Written problem: Work out how many lines of the listing hold "bull", then state only that count.

┌─ Records for the exercise

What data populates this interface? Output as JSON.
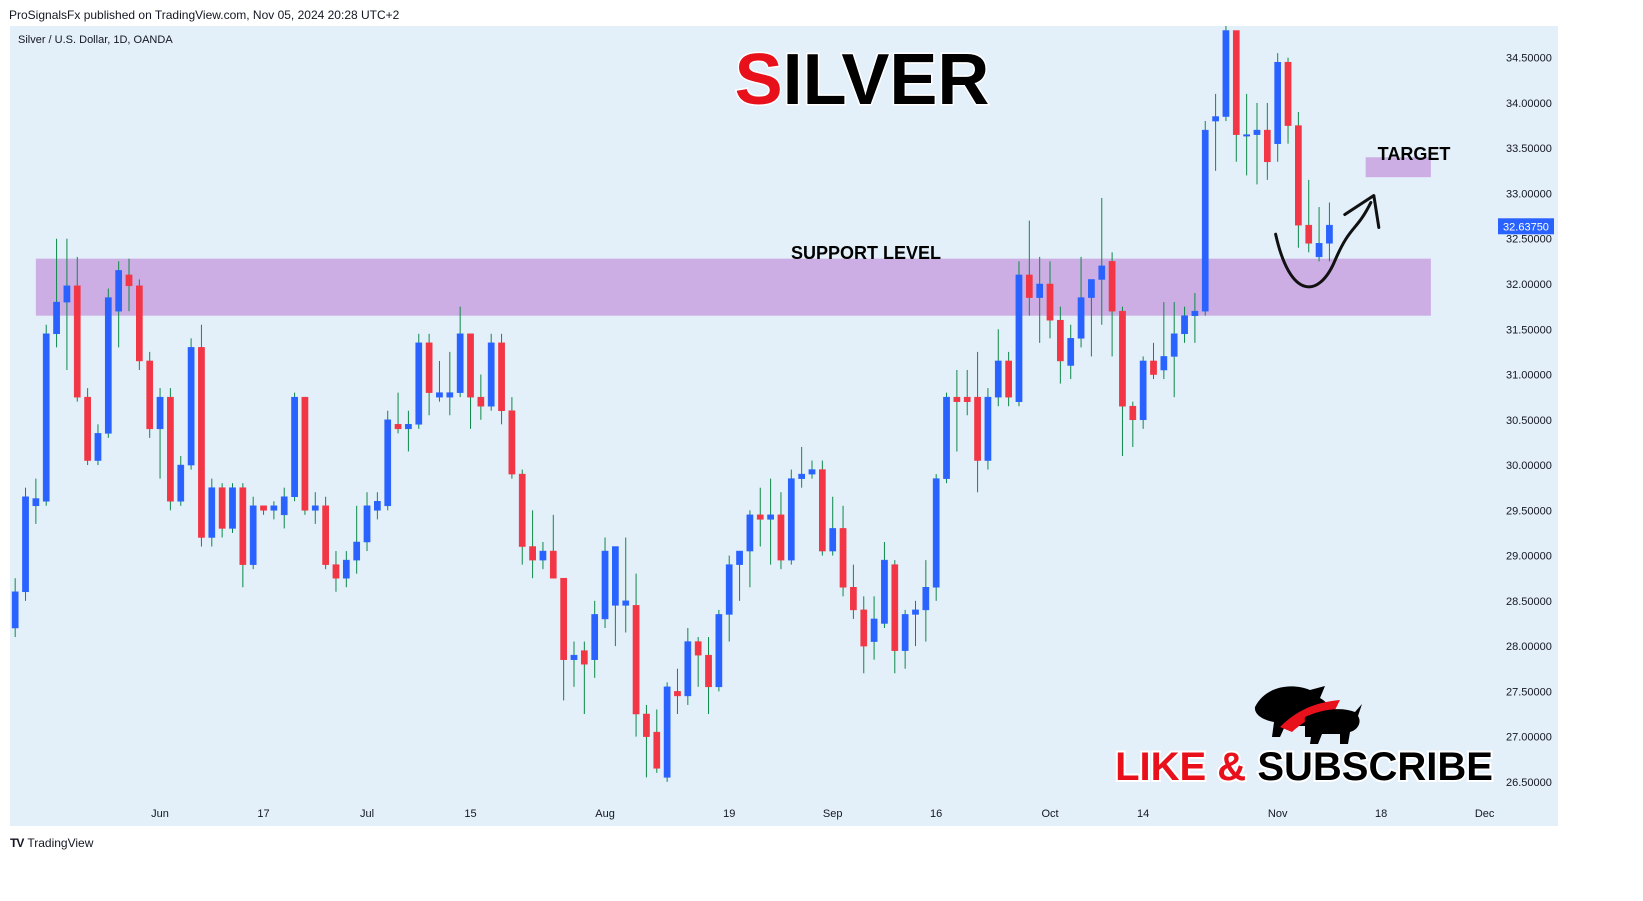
{
  "header": {
    "published": "ProSignalsFx published on TradingView.com, Nov 05, 2024 20:28 UTC+2"
  },
  "symbol_info": "Silver / U.S. Dollar, 1D, OANDA",
  "footer": {
    "brand": "TradingView"
  },
  "colors": {
    "bull": "#2962ff",
    "bear": "#f23645",
    "zone": "#c9a6e1",
    "bg": "#e3eff9",
    "price_tag": "#2962ff",
    "title_accent": "#e8101a"
  },
  "annotations": {
    "title_first": "S",
    "title_rest": "ILVER",
    "support_label": "SUPPORT LEVEL",
    "target_label": "TARGET",
    "cta_like": "LIKE & ",
    "cta_sub": "SUBSCRIBE",
    "logo_icon": "bull-bear-icon"
  },
  "chart_data": {
    "type": "candlestick",
    "title": "SILVER",
    "ylim": [
      26.3,
      34.85
    ],
    "y_ticks": [
      "34.50000",
      "34.00000",
      "33.50000",
      "33.00000",
      "32.50000",
      "32.00000",
      "31.50000",
      "31.00000",
      "30.50000",
      "30.00000",
      "29.50000",
      "29.00000",
      "28.50000",
      "28.00000",
      "27.50000",
      "27.00000",
      "26.50000"
    ],
    "x_ticks": [
      {
        "label": "Jun",
        "index": 14
      },
      {
        "label": "17",
        "index": 24
      },
      {
        "label": "Jul",
        "index": 34
      },
      {
        "label": "15",
        "index": 44
      },
      {
        "label": "Aug",
        "index": 57
      },
      {
        "label": "19",
        "index": 69
      },
      {
        "label": "Sep",
        "index": 79
      },
      {
        "label": "16",
        "index": 89
      },
      {
        "label": "Oct",
        "index": 100
      },
      {
        "label": "14",
        "index": 109
      },
      {
        "label": "Nov",
        "index": 122
      },
      {
        "label": "18",
        "index": 132
      },
      {
        "label": "Dec",
        "index": 142
      }
    ],
    "x_span": [
      -0.5,
      143
    ],
    "last_price": "32.63750",
    "support_zone": [
      31.65,
      32.28
    ],
    "target_zone": [
      33.18,
      33.4
    ],
    "target_zone_index": [
      130.5,
      136.8
    ],
    "support_zone_index": [
      2,
      136.8
    ],
    "projection": [
      [
        121.8,
        32.55
      ],
      [
        123.2,
        32.05
      ],
      [
        125,
        31.95
      ],
      [
        127.5,
        32.25
      ],
      [
        131,
        32.9
      ]
    ],
    "candles": [
      {
        "o": 28.2,
        "h": 28.75,
        "l": 28.1,
        "c": 28.6
      },
      {
        "o": 28.6,
        "h": 29.75,
        "l": 28.5,
        "c": 29.65
      },
      {
        "o": 29.55,
        "h": 29.85,
        "l": 29.35,
        "c": 29.63
      },
      {
        "o": 29.6,
        "h": 31.55,
        "l": 29.55,
        "c": 31.45
      },
      {
        "o": 31.45,
        "h": 32.5,
        "l": 31.3,
        "c": 31.8
      },
      {
        "o": 31.8,
        "h": 32.5,
        "l": 31.05,
        "c": 31.98
      },
      {
        "o": 31.98,
        "h": 32.3,
        "l": 30.7,
        "c": 30.75
      },
      {
        "o": 30.75,
        "h": 30.85,
        "l": 30.0,
        "c": 30.05
      },
      {
        "o": 30.05,
        "h": 30.45,
        "l": 30.0,
        "c": 30.35
      },
      {
        "o": 30.35,
        "h": 31.95,
        "l": 30.3,
        "c": 31.85
      },
      {
        "o": 31.7,
        "h": 32.25,
        "l": 31.3,
        "c": 32.15
      },
      {
        "o": 32.1,
        "h": 32.28,
        "l": 31.7,
        "c": 31.98
      },
      {
        "o": 31.98,
        "h": 32.05,
        "l": 31.05,
        "c": 31.15
      },
      {
        "o": 31.15,
        "h": 31.25,
        "l": 30.3,
        "c": 30.4
      },
      {
        "o": 30.4,
        "h": 30.85,
        "l": 29.85,
        "c": 30.75
      },
      {
        "o": 30.75,
        "h": 30.85,
        "l": 29.5,
        "c": 29.6
      },
      {
        "o": 29.6,
        "h": 30.1,
        "l": 29.55,
        "c": 30.0
      },
      {
        "o": 30.0,
        "h": 31.4,
        "l": 29.95,
        "c": 31.3
      },
      {
        "o": 31.3,
        "h": 31.55,
        "l": 29.1,
        "c": 29.2
      },
      {
        "o": 29.2,
        "h": 29.85,
        "l": 29.1,
        "c": 29.75
      },
      {
        "o": 29.75,
        "h": 29.8,
        "l": 29.2,
        "c": 29.3
      },
      {
        "o": 29.3,
        "h": 29.8,
        "l": 29.25,
        "c": 29.75
      },
      {
        "o": 29.75,
        "h": 29.8,
        "l": 28.65,
        "c": 28.9
      },
      {
        "o": 28.9,
        "h": 29.65,
        "l": 28.85,
        "c": 29.55
      },
      {
        "o": 29.55,
        "h": 29.55,
        "l": 29.45,
        "c": 29.5
      },
      {
        "o": 29.5,
        "h": 29.6,
        "l": 29.4,
        "c": 29.55
      },
      {
        "o": 29.45,
        "h": 29.75,
        "l": 29.3,
        "c": 29.65
      },
      {
        "o": 29.65,
        "h": 30.8,
        "l": 29.6,
        "c": 30.75
      },
      {
        "o": 30.75,
        "h": 30.75,
        "l": 29.45,
        "c": 29.5
      },
      {
        "o": 29.5,
        "h": 29.7,
        "l": 29.35,
        "c": 29.55
      },
      {
        "o": 29.55,
        "h": 29.65,
        "l": 28.85,
        "c": 28.9
      },
      {
        "o": 28.9,
        "h": 29.05,
        "l": 28.6,
        "c": 28.75
      },
      {
        "o": 28.75,
        "h": 29.05,
        "l": 28.65,
        "c": 28.95
      },
      {
        "o": 28.95,
        "h": 29.55,
        "l": 28.8,
        "c": 29.15
      },
      {
        "o": 29.15,
        "h": 29.7,
        "l": 29.05,
        "c": 29.55
      },
      {
        "o": 29.5,
        "h": 29.7,
        "l": 29.4,
        "c": 29.6
      },
      {
        "o": 29.55,
        "h": 30.6,
        "l": 29.5,
        "c": 30.5
      },
      {
        "o": 30.45,
        "h": 30.8,
        "l": 30.35,
        "c": 30.4
      },
      {
        "o": 30.4,
        "h": 30.6,
        "l": 30.15,
        "c": 30.45
      },
      {
        "o": 30.45,
        "h": 31.45,
        "l": 30.4,
        "c": 31.35
      },
      {
        "o": 31.35,
        "h": 31.45,
        "l": 30.55,
        "c": 30.8
      },
      {
        "o": 30.75,
        "h": 31.15,
        "l": 30.7,
        "c": 30.8
      },
      {
        "o": 30.75,
        "h": 31.25,
        "l": 30.55,
        "c": 30.8
      },
      {
        "o": 30.8,
        "h": 31.75,
        "l": 30.75,
        "c": 31.45
      },
      {
        "o": 31.45,
        "h": 31.45,
        "l": 30.4,
        "c": 30.75
      },
      {
        "o": 30.75,
        "h": 31.0,
        "l": 30.5,
        "c": 30.65
      },
      {
        "o": 30.65,
        "h": 31.45,
        "l": 30.6,
        "c": 31.35
      },
      {
        "o": 31.35,
        "h": 31.45,
        "l": 30.45,
        "c": 30.6
      },
      {
        "o": 30.6,
        "h": 30.75,
        "l": 29.85,
        "c": 29.9
      },
      {
        "o": 29.9,
        "h": 29.95,
        "l": 28.9,
        "c": 29.1
      },
      {
        "o": 29.1,
        "h": 29.5,
        "l": 28.75,
        "c": 28.95
      },
      {
        "o": 28.95,
        "h": 29.15,
        "l": 28.85,
        "c": 29.05
      },
      {
        "o": 29.05,
        "h": 29.45,
        "l": 28.75,
        "c": 28.75
      },
      {
        "o": 28.75,
        "h": 28.75,
        "l": 27.4,
        "c": 27.85
      },
      {
        "o": 27.85,
        "h": 28.05,
        "l": 27.55,
        "c": 27.9
      },
      {
        "o": 27.95,
        "h": 28.05,
        "l": 27.25,
        "c": 27.8
      },
      {
        "o": 27.85,
        "h": 28.5,
        "l": 27.65,
        "c": 28.35
      },
      {
        "o": 28.3,
        "h": 29.2,
        "l": 28.2,
        "c": 29.05
      },
      {
        "o": 28.45,
        "h": 29.1,
        "l": 28.0,
        "c": 29.1
      },
      {
        "o": 28.45,
        "h": 29.2,
        "l": 28.15,
        "c": 28.5
      },
      {
        "o": 28.45,
        "h": 28.8,
        "l": 27.0,
        "c": 27.25
      },
      {
        "o": 27.25,
        "h": 27.35,
        "l": 26.55,
        "c": 27.0
      },
      {
        "o": 27.05,
        "h": 27.3,
        "l": 26.6,
        "c": 26.65
      },
      {
        "o": 26.55,
        "h": 27.6,
        "l": 26.5,
        "c": 27.55
      },
      {
        "o": 27.5,
        "h": 27.75,
        "l": 27.25,
        "c": 27.45
      },
      {
        "o": 27.45,
        "h": 28.2,
        "l": 27.35,
        "c": 28.05
      },
      {
        "o": 28.05,
        "h": 28.1,
        "l": 27.55,
        "c": 27.9
      },
      {
        "o": 27.9,
        "h": 28.1,
        "l": 27.25,
        "c": 27.55
      },
      {
        "o": 27.55,
        "h": 28.4,
        "l": 27.5,
        "c": 28.35
      },
      {
        "o": 28.35,
        "h": 29.0,
        "l": 28.05,
        "c": 28.9
      },
      {
        "o": 28.9,
        "h": 29.0,
        "l": 28.5,
        "c": 29.05
      },
      {
        "o": 29.05,
        "h": 29.5,
        "l": 28.65,
        "c": 29.45
      },
      {
        "o": 29.45,
        "h": 29.75,
        "l": 29.1,
        "c": 29.4
      },
      {
        "o": 29.4,
        "h": 29.85,
        "l": 28.9,
        "c": 29.45
      },
      {
        "o": 29.45,
        "h": 29.7,
        "l": 28.85,
        "c": 28.95
      },
      {
        "o": 28.95,
        "h": 29.95,
        "l": 28.9,
        "c": 29.85
      },
      {
        "o": 29.85,
        "h": 30.2,
        "l": 29.75,
        "c": 29.9
      },
      {
        "o": 29.9,
        "h": 30.05,
        "l": 29.85,
        "c": 29.95
      },
      {
        "o": 29.95,
        "h": 30.05,
        "l": 29.0,
        "c": 29.05
      },
      {
        "o": 29.05,
        "h": 29.65,
        "l": 29.0,
        "c": 29.3
      },
      {
        "o": 29.3,
        "h": 29.55,
        "l": 28.55,
        "c": 28.65
      },
      {
        "o": 28.65,
        "h": 28.9,
        "l": 28.3,
        "c": 28.4
      },
      {
        "o": 28.4,
        "h": 28.55,
        "l": 27.7,
        "c": 28.0
      },
      {
        "o": 28.05,
        "h": 28.55,
        "l": 27.85,
        "c": 28.3
      },
      {
        "o": 28.25,
        "h": 29.15,
        "l": 28.2,
        "c": 28.95
      },
      {
        "o": 28.9,
        "h": 28.95,
        "l": 27.7,
        "c": 27.95
      },
      {
        "o": 27.95,
        "h": 28.4,
        "l": 27.75,
        "c": 28.35
      },
      {
        "o": 28.35,
        "h": 28.5,
        "l": 28.0,
        "c": 28.4
      },
      {
        "o": 28.4,
        "h": 28.95,
        "l": 28.05,
        "c": 28.65
      },
      {
        "o": 28.65,
        "h": 29.9,
        "l": 28.5,
        "c": 29.85
      },
      {
        "o": 29.85,
        "h": 30.8,
        "l": 29.8,
        "c": 30.75
      },
      {
        "o": 30.75,
        "h": 31.05,
        "l": 30.15,
        "c": 30.7
      },
      {
        "o": 30.75,
        "h": 31.05,
        "l": 30.55,
        "c": 30.7
      },
      {
        "o": 30.75,
        "h": 31.25,
        "l": 29.7,
        "c": 30.05
      },
      {
        "o": 30.05,
        "h": 30.85,
        "l": 29.95,
        "c": 30.75
      },
      {
        "o": 30.75,
        "h": 31.5,
        "l": 30.65,
        "c": 31.15
      },
      {
        "o": 31.15,
        "h": 31.25,
        "l": 30.65,
        "c": 30.75
      },
      {
        "o": 30.7,
        "h": 32.25,
        "l": 30.65,
        "c": 32.1
      },
      {
        "o": 32.1,
        "h": 32.7,
        "l": 31.65,
        "c": 31.85
      },
      {
        "o": 31.85,
        "h": 32.3,
        "l": 31.35,
        "c": 32.0
      },
      {
        "o": 32.0,
        "h": 32.25,
        "l": 31.4,
        "c": 31.6
      },
      {
        "o": 31.6,
        "h": 31.75,
        "l": 30.9,
        "c": 31.15
      },
      {
        "o": 31.1,
        "h": 31.55,
        "l": 30.95,
        "c": 31.4
      },
      {
        "o": 31.4,
        "h": 32.3,
        "l": 31.3,
        "c": 31.85
      },
      {
        "o": 31.85,
        "h": 32.05,
        "l": 31.2,
        "c": 32.05
      },
      {
        "o": 32.05,
        "h": 32.95,
        "l": 31.55,
        "c": 32.2
      },
      {
        "o": 32.25,
        "h": 32.35,
        "l": 31.2,
        "c": 31.7
      },
      {
        "o": 31.7,
        "h": 31.75,
        "l": 30.1,
        "c": 30.65
      },
      {
        "o": 30.65,
        "h": 30.7,
        "l": 30.2,
        "c": 30.5
      },
      {
        "o": 30.5,
        "h": 31.2,
        "l": 30.4,
        "c": 31.15
      },
      {
        "o": 31.15,
        "h": 31.35,
        "l": 30.95,
        "c": 31.0
      },
      {
        "o": 31.05,
        "h": 31.8,
        "l": 30.95,
        "c": 31.2
      },
      {
        "o": 31.2,
        "h": 31.8,
        "l": 30.75,
        "c": 31.45
      },
      {
        "o": 31.45,
        "h": 31.75,
        "l": 31.35,
        "c": 31.65
      },
      {
        "o": 31.65,
        "h": 31.9,
        "l": 31.35,
        "c": 31.7
      },
      {
        "o": 31.7,
        "h": 33.8,
        "l": 31.65,
        "c": 33.7
      },
      {
        "o": 33.8,
        "h": 34.1,
        "l": 33.25,
        "c": 33.85
      },
      {
        "o": 33.85,
        "h": 34.85,
        "l": 33.8,
        "c": 34.8
      },
      {
        "o": 34.8,
        "h": 34.8,
        "l": 33.35,
        "c": 33.65
      },
      {
        "o": 33.65,
        "h": 34.1,
        "l": 33.2,
        "c": 33.65
      },
      {
        "o": 33.65,
        "h": 34.0,
        "l": 33.1,
        "c": 33.7
      },
      {
        "o": 33.7,
        "h": 34.0,
        "l": 33.15,
        "c": 33.35
      },
      {
        "o": 33.55,
        "h": 34.55,
        "l": 33.35,
        "c": 34.45
      },
      {
        "o": 34.45,
        "h": 34.5,
        "l": 33.55,
        "c": 33.75
      },
      {
        "o": 33.75,
        "h": 33.9,
        "l": 32.4,
        "c": 32.65
      },
      {
        "o": 32.65,
        "h": 33.15,
        "l": 32.35,
        "c": 32.45
      },
      {
        "o": 32.3,
        "h": 32.85,
        "l": 32.25,
        "c": 32.45
      },
      {
        "o": 32.45,
        "h": 32.9,
        "l": 32.25,
        "c": 32.65
      }
    ]
  }
}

└─

Reply to the task: 2